start

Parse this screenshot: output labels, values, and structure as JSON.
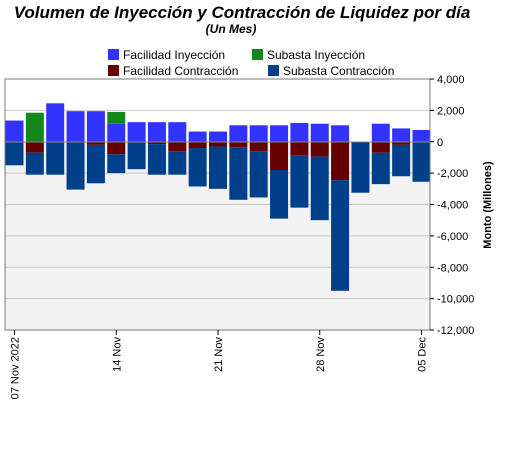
{
  "chart_data": {
    "type": "bar",
    "title": "Volumen de Inyección y Contracción de Liquidez por día",
    "subtitle": "(Un Mes)",
    "ylabel": "Monto (Millones)",
    "xlabel": "",
    "ylim": [
      -12000,
      4000
    ],
    "yticks": [
      4000,
      2000,
      0,
      -2000,
      -4000,
      -6000,
      -8000,
      -10000,
      -12000
    ],
    "ytick_labels": [
      "4,000",
      "2,000",
      "0",
      "-2,000",
      "-4,000",
      "-6,000",
      "-8,000",
      "-10,000",
      "-12,000"
    ],
    "xtick_labels": [
      "07 Nov 2022",
      "14 Nov",
      "21 Nov",
      "28 Nov",
      "05 Dec"
    ],
    "xtick_positions": [
      0,
      5,
      10,
      15,
      20
    ],
    "grid": true,
    "legend_position": "top",
    "stacked": true,
    "days": [
      "2022-11-07",
      "2022-11-08",
      "2022-11-09",
      "2022-11-10",
      "2022-11-11",
      "2022-11-14",
      "2022-11-15",
      "2022-11-16",
      "2022-11-17",
      "2022-11-18",
      "2022-11-21",
      "2022-11-22",
      "2022-11-23",
      "2022-11-24",
      "2022-11-25",
      "2022-11-28",
      "2022-11-29",
      "2022-11-30",
      "2022-12-01",
      "2022-12-02",
      "2022-12-05",
      "2022-12-06"
    ],
    "series": [
      {
        "name": "Facilidad Inyección",
        "color": "#3333ff",
        "values": [
          1350,
          0,
          2450,
          1950,
          1950,
          1150,
          1250,
          1250,
          1250,
          650,
          650,
          1050,
          1050,
          1050,
          1200,
          1150,
          1050,
          0,
          1150,
          850,
          750,
          0
        ]
      },
      {
        "name": "Subasta Inyección",
        "color": "#11881a",
        "values": [
          0,
          1850,
          0,
          0,
          0,
          750,
          0,
          0,
          0,
          0,
          0,
          0,
          0,
          0,
          0,
          0,
          0,
          0,
          0,
          0,
          0,
          0
        ]
      },
      {
        "name": "Facilidad Contracción",
        "color": "#660000",
        "values": [
          0,
          -700,
          0,
          0,
          -200,
          -800,
          0,
          -150,
          -600,
          -400,
          -300,
          -350,
          -600,
          -1800,
          -850,
          -950,
          -2450,
          0,
          -700,
          -200,
          0,
          0
        ]
      },
      {
        "name": "Subasta Contracción",
        "color": "#003f8a",
        "values": [
          -1500,
          -1400,
          -2100,
          -3050,
          -2450,
          -1200,
          -1750,
          -1950,
          -1500,
          -2450,
          -2700,
          -3350,
          -2950,
          -3100,
          -3350,
          -4050,
          -7050,
          -3250,
          -2000,
          -2000,
          -2550,
          0
        ]
      }
    ]
  }
}
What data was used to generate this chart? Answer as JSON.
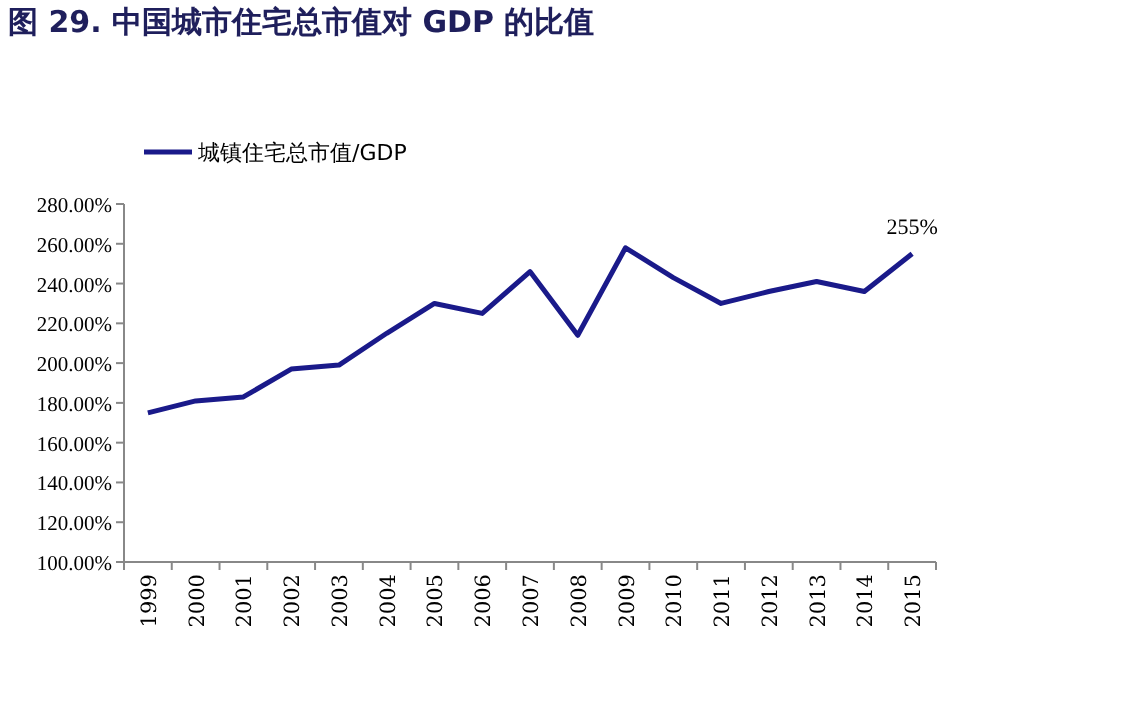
{
  "chart_data": {
    "type": "line",
    "title": "图 29. 中国城市住宅总市值对 GDP 的比值",
    "categories": [
      "1999",
      "2000",
      "2001",
      "2002",
      "2003",
      "2004",
      "2005",
      "2006",
      "2007",
      "2008",
      "2009",
      "2010",
      "2011",
      "2012",
      "2013",
      "2014",
      "2015"
    ],
    "series": [
      {
        "name": "城镇住宅总市值/GDP",
        "color": "#1a1a8a",
        "values": [
          175,
          181,
          183,
          197,
          199,
          215,
          230,
          225,
          246,
          214,
          258,
          243,
          230,
          236,
          241,
          236,
          255
        ]
      }
    ],
    "ylim": [
      100,
      280
    ],
    "yticks": [
      {
        "value": 100,
        "label": "100.00%"
      },
      {
        "value": 120,
        "label": "120.00%"
      },
      {
        "value": 140,
        "label": "140.00%"
      },
      {
        "value": 160,
        "label": "160.00%"
      },
      {
        "value": 180,
        "label": "180.00%"
      },
      {
        "value": 200,
        "label": "200.00%"
      },
      {
        "value": 220,
        "label": "220.00%"
      },
      {
        "value": 240,
        "label": "240.00%"
      },
      {
        "value": 260,
        "label": "260.00%"
      },
      {
        "value": 280,
        "label": "280.00%"
      }
    ],
    "annotations": [
      {
        "text": "255%",
        "x": "2015",
        "y": 255
      }
    ],
    "legend": "top left",
    "grid": false,
    "marker": "none",
    "line_style": "solid"
  }
}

end

> **WORK REQUIRED**
Find the word "Subasta" and list each line it appears in.

> **EXERCISE RESPONSE**
        "name": "Subasta Inyección",
        "name": "Subasta Contracción",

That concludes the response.